## Exercise details
Filter the entries and keep only the lines where the string "河南省高校黄大年式教师团队" appears.

Records contained in a dataset
——

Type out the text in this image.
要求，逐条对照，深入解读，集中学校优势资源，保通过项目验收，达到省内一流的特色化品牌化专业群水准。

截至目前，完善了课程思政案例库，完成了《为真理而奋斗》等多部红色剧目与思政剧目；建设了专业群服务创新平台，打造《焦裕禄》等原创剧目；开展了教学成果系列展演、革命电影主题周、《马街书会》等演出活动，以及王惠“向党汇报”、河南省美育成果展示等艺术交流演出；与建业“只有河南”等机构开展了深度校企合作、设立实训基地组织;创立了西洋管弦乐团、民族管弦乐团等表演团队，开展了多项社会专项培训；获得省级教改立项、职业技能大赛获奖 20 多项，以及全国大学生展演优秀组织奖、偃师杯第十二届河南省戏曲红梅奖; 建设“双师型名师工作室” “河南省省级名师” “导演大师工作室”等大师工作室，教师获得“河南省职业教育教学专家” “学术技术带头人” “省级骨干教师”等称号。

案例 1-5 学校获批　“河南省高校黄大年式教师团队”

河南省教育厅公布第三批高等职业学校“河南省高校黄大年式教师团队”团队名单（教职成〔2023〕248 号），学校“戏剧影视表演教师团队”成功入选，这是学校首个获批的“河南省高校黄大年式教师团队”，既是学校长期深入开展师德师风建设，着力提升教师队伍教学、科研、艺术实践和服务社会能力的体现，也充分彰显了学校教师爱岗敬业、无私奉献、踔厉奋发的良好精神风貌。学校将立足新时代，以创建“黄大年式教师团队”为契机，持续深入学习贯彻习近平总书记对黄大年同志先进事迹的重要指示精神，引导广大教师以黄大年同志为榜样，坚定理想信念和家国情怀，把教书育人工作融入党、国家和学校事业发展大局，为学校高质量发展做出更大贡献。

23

——

## Response
案例 1-5 学校获批　“河南省高校黄大年式教师团队”
河南省教育厅公布第三批高等职业学校“河南省高校黄大年式教师团队”团队名单（教职成〔2023〕248 号），学校“戏剧影视表演教师团队”成功入选，这是学校首个获批的“河南省高校黄大年式教师团队”，既是学校长期深入开展师德师风建设，着力提升教师队伍教学、科研、艺术实践和服务社会能力的体现，也充分彰显了学校教师爱岗敬业、无私奉献、踔厉奋发的良好精神风貌。学校将立足新时代，以创建“黄大年式教师团队”为契机，持续深入学习贯彻习近平总书记对黄大年同志先进事迹的重要指示精神，引导广大教师以黄大年同志为榜样，坚定理想信念和家国情怀，把教书育人工作融入党、国家和学校事业发展大局，为学校高质量发展做出更大贡献。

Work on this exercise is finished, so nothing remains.